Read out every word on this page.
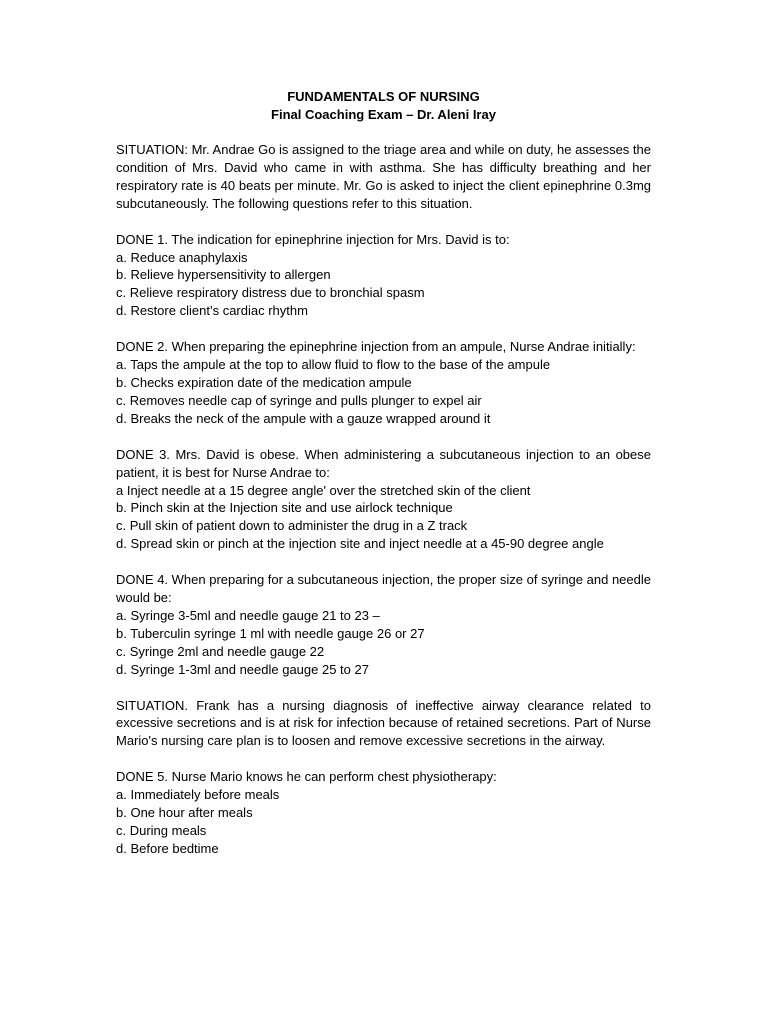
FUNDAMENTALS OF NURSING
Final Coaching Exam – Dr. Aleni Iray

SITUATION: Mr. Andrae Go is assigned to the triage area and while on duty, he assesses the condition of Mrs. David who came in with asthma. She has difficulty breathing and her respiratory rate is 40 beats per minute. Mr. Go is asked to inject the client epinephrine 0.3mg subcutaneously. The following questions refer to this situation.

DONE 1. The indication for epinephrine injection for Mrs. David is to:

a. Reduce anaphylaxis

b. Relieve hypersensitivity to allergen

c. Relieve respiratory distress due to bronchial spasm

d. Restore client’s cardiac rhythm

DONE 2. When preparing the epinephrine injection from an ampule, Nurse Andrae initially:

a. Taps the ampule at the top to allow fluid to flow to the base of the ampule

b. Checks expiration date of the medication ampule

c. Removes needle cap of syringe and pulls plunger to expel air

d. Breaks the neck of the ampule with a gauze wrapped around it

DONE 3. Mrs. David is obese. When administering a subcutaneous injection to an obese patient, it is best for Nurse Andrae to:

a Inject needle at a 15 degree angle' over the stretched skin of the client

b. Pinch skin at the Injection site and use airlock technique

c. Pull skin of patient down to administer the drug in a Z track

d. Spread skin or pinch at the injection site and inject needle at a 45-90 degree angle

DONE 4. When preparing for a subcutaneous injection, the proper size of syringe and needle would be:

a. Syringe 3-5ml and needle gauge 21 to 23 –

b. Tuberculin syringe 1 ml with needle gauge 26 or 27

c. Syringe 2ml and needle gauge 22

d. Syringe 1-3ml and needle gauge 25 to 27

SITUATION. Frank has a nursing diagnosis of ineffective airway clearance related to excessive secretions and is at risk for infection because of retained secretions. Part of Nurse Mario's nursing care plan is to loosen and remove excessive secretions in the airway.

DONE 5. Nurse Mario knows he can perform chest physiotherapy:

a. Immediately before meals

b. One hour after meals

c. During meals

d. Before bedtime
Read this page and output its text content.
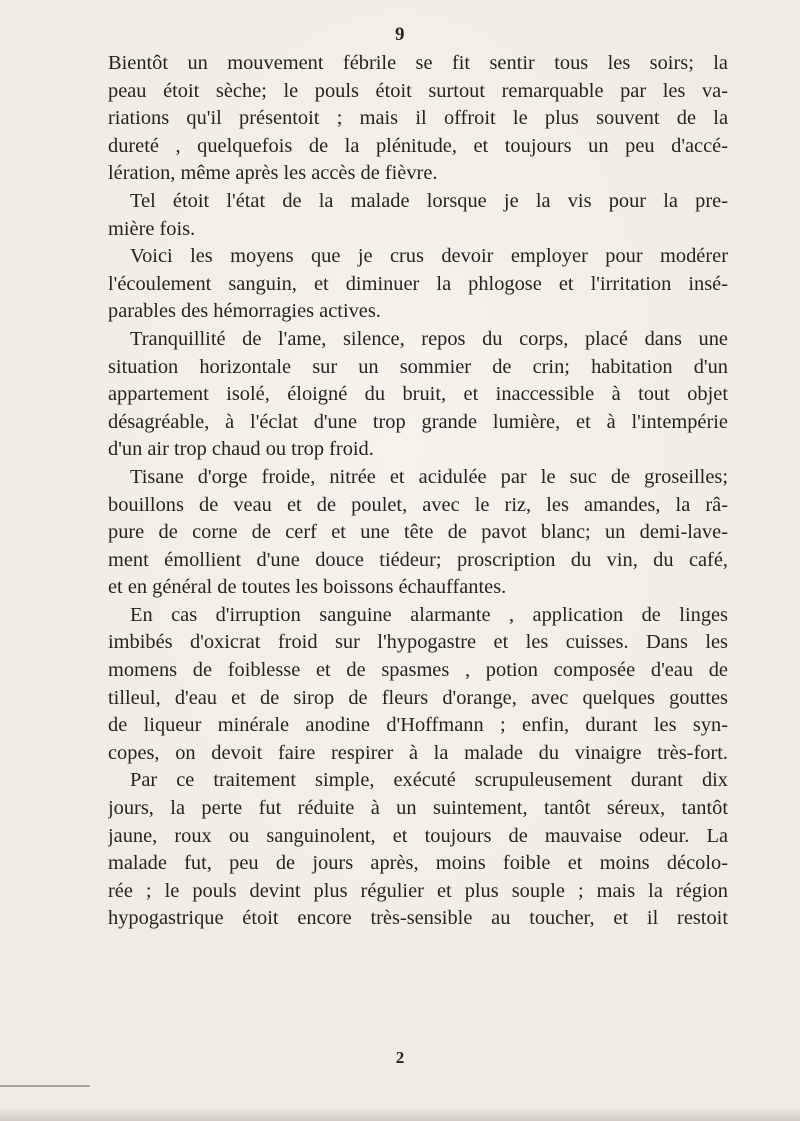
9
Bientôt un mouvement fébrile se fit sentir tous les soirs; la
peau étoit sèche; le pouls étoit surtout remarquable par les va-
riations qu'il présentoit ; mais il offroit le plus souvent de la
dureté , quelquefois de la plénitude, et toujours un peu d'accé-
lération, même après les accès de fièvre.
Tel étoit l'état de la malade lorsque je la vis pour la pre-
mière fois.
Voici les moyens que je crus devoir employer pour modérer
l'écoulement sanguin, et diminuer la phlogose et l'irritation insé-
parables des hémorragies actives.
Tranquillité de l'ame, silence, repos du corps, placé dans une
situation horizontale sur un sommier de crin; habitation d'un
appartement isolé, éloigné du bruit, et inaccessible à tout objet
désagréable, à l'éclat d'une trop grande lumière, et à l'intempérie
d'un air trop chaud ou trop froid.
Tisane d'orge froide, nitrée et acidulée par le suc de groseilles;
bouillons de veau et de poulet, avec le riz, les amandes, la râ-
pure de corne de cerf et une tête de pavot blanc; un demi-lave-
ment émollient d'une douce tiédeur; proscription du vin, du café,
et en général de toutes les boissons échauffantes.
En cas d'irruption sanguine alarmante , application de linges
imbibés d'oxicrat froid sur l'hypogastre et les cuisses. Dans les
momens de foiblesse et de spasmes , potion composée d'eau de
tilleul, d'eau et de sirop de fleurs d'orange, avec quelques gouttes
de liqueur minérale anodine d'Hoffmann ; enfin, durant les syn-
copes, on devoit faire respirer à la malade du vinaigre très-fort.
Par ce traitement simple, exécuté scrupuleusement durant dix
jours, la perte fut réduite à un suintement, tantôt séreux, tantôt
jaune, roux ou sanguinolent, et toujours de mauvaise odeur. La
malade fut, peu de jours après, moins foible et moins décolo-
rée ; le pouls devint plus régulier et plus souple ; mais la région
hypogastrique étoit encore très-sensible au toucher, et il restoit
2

The problem:
Collect each line containing the string "page".

Solution for this task:
Read out every word on this page.
Read this page and output its text content.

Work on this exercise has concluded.